■ Aim
Copy out the lines of the material below, from the line containing "give me the" through the line containing "oc-title: Operation conditions", with both included. Leave the pictures out.

■ Data to process
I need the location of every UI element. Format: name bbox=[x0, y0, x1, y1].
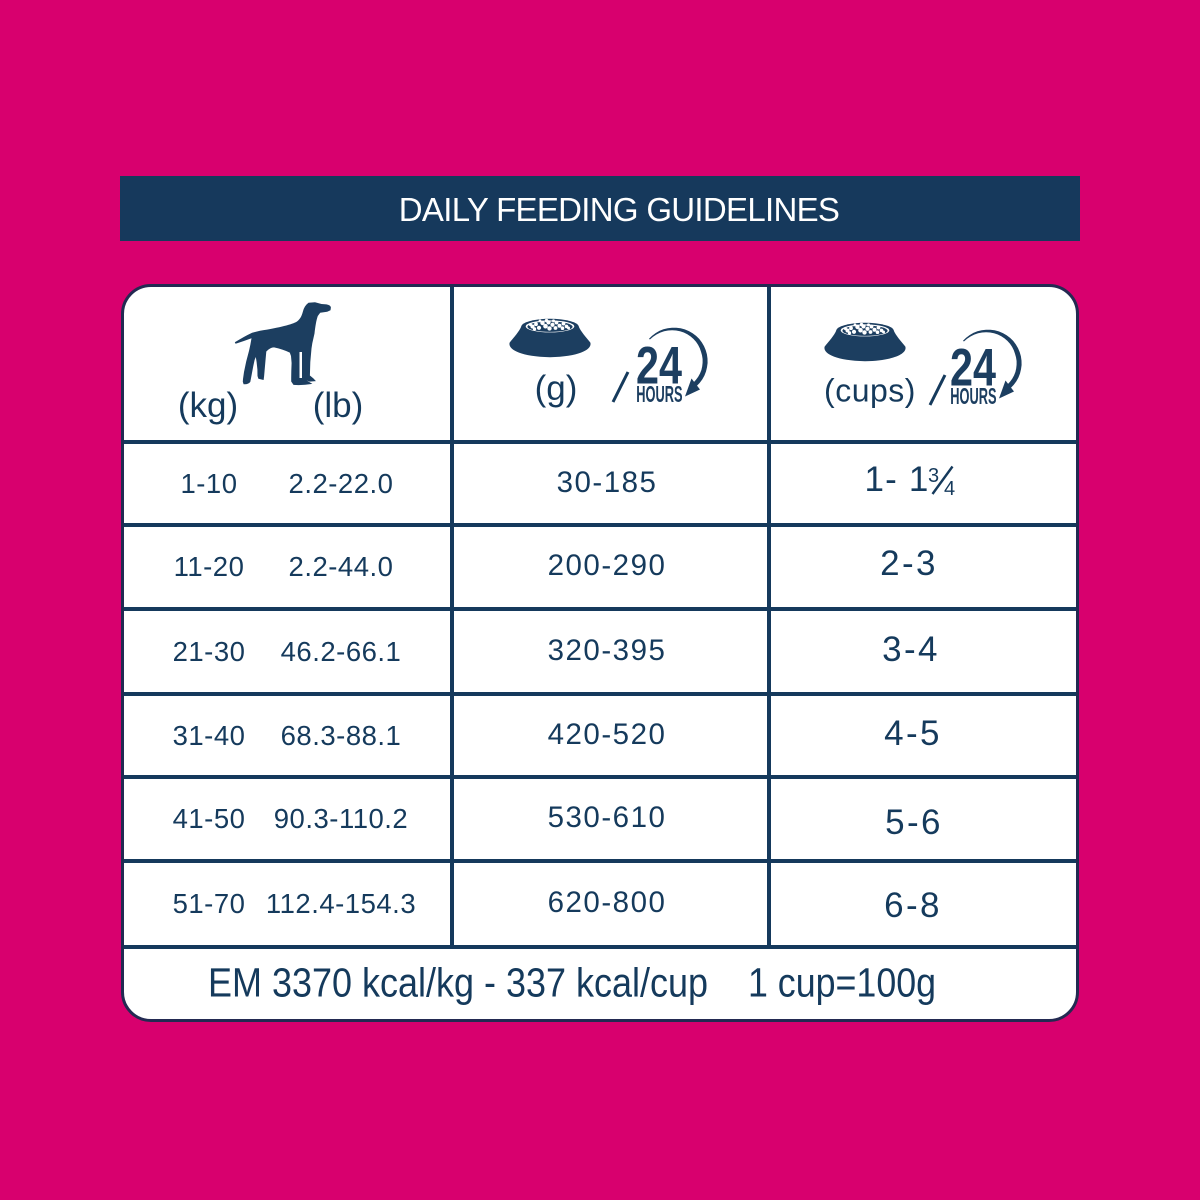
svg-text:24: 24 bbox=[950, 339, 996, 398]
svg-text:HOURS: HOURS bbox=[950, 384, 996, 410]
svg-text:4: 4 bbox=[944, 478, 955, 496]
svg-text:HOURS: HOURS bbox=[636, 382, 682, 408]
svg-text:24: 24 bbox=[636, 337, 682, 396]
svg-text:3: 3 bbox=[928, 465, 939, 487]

* * *

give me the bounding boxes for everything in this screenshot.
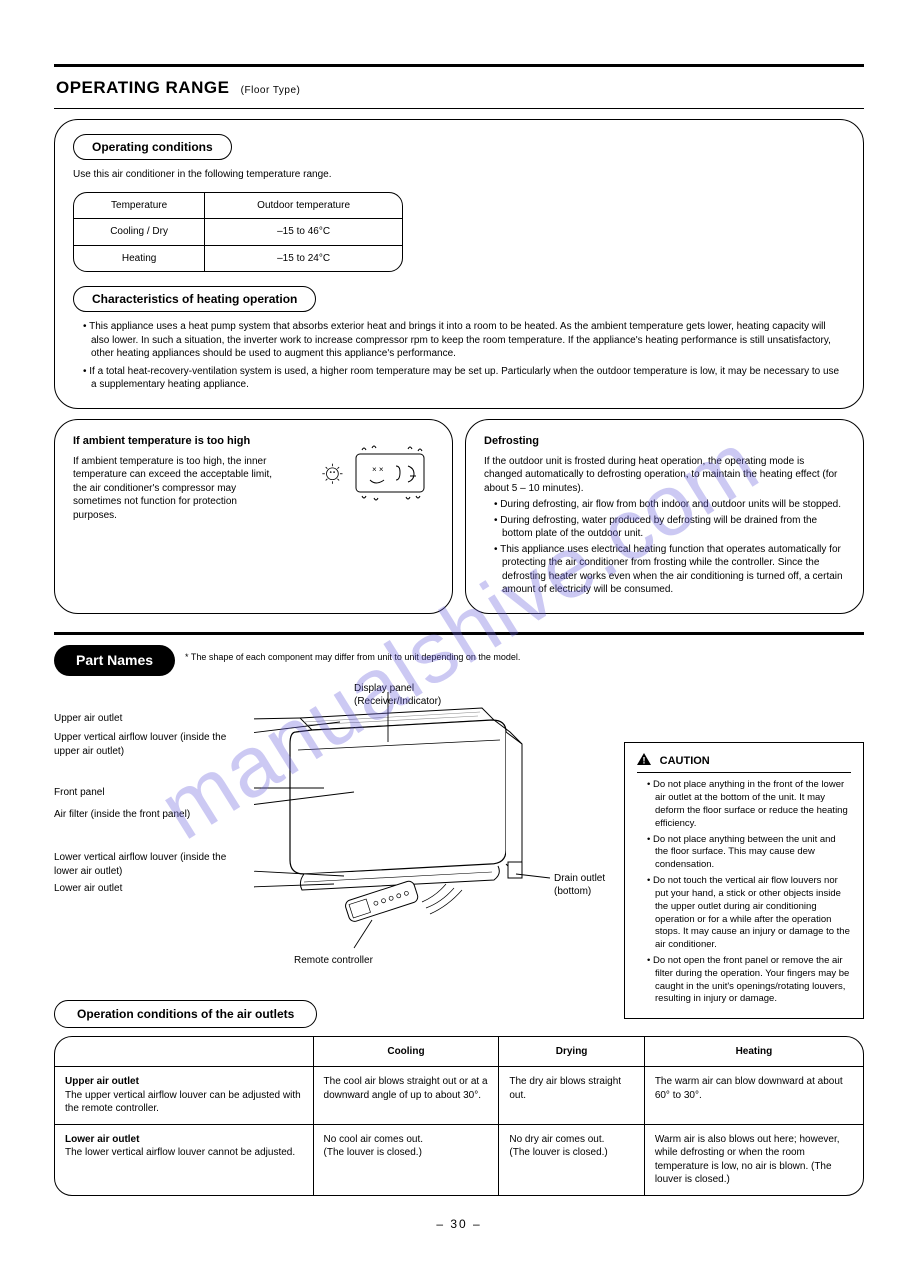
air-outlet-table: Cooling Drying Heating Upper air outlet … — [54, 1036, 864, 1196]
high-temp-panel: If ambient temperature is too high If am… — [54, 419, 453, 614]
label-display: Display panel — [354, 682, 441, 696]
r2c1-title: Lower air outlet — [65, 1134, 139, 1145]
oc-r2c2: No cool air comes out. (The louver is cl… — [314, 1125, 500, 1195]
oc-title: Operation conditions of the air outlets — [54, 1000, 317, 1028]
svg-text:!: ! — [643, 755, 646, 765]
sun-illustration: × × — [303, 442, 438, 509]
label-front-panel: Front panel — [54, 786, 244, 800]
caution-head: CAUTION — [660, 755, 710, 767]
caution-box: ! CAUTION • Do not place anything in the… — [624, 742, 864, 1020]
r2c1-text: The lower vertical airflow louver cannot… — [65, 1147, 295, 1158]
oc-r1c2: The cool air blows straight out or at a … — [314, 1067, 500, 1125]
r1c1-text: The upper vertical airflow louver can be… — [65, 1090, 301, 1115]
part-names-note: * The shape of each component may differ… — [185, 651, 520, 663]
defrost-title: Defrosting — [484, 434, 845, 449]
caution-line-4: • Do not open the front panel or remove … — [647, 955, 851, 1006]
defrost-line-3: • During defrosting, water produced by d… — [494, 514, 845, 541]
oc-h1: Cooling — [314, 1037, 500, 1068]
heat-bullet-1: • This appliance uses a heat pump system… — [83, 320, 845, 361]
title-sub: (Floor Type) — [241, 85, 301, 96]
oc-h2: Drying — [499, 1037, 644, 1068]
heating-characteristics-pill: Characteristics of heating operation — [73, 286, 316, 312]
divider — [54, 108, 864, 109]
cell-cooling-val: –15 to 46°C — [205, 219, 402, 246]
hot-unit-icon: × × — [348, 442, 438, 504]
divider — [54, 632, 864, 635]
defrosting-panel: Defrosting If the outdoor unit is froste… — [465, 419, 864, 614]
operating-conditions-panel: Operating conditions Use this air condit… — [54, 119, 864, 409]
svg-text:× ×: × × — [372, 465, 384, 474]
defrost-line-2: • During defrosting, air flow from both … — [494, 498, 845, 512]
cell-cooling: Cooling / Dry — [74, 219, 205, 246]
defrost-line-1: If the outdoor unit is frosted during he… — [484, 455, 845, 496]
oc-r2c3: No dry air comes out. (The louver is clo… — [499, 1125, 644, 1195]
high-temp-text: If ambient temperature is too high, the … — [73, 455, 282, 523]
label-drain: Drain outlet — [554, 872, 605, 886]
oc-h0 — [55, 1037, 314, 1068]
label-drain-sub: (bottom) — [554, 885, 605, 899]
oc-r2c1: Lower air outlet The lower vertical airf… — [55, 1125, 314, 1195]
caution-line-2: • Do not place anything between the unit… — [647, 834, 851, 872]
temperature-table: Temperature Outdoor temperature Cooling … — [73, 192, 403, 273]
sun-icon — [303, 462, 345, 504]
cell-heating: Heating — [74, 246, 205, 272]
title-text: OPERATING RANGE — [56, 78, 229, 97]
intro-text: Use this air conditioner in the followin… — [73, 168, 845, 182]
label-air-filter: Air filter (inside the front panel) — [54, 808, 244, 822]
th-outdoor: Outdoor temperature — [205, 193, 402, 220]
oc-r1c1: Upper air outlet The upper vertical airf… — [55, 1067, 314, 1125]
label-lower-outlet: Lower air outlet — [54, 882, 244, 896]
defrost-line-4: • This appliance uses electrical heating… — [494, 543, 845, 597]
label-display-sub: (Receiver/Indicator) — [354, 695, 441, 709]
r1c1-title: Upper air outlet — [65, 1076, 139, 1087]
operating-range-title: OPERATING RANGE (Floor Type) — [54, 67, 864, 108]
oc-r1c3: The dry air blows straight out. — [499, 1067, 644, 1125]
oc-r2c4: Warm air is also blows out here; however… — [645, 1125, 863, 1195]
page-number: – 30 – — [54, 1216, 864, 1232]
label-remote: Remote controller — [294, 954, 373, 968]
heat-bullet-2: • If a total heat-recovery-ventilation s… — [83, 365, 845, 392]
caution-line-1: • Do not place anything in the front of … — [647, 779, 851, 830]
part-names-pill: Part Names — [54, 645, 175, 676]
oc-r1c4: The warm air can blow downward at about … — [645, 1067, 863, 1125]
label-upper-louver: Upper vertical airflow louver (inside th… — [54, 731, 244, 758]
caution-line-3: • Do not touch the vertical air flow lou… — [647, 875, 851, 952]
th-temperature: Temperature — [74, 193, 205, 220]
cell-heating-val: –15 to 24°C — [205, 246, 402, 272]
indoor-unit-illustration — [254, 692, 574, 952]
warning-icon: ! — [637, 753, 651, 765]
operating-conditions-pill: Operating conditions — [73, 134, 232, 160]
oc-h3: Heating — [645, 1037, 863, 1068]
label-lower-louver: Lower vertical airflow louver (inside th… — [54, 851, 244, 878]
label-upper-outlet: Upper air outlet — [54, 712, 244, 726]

■ Written answer
give me the bounding boxes for everything in this screenshot.
air-outlet-table: Cooling Drying Heating Upper air outlet … — [54, 1036, 864, 1196]
high-temp-panel: If ambient temperature is too high If am… — [54, 419, 453, 614]
label-display: Display panel — [354, 682, 441, 696]
r2c1-title: Lower air outlet — [65, 1134, 139, 1145]
oc-r2c2: No cool air comes out. (The louver is cl… — [314, 1125, 500, 1195]
oc-title: Operation conditions of the air outlets — [54, 1000, 317, 1028]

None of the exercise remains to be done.